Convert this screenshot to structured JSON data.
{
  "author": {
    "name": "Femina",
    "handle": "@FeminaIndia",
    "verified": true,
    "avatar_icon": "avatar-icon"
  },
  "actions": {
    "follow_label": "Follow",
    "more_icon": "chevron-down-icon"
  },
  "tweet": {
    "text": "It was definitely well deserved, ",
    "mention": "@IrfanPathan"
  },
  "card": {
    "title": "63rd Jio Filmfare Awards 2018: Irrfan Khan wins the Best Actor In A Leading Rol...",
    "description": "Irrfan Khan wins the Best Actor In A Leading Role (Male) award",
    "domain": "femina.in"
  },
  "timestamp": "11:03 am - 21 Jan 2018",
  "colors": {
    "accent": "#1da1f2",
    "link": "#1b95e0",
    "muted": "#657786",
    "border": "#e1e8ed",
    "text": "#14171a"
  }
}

= = = = = = =

REQUIRED WORK: All of the data above should be transcribed exactly.

FINAL RESULT:
Convert this screenshot to structured JSON data.
{
  "author": {
    "name": "Femina",
    "handle": "@FeminaIndia",
    "verified": true,
    "avatar_icon": "avatar-icon"
  },
  "actions": {
    "follow_label": "Follow",
    "more_icon": "chevron-down-icon"
  },
  "tweet": {
    "text": "It was definitely well deserved, ",
    "mention": "@IrfanPathan"
  },
  "card": {
    "title": "63rd Jio Filmfare Awards 2018: Irrfan Khan wins the Best Actor In A Leading Rol...",
    "description": "Irrfan Khan wins the Best Actor In A Leading Role (Male) award",
    "domain": "femina.in"
  },
  "timestamp": "11:03 am - 21 Jan 2018",
  "colors": {
    "accent": "#1da1f2",
    "link": "#1b95e0",
    "muted": "#657786",
    "border": "#e1e8ed",
    "text": "#14171a"
  }
}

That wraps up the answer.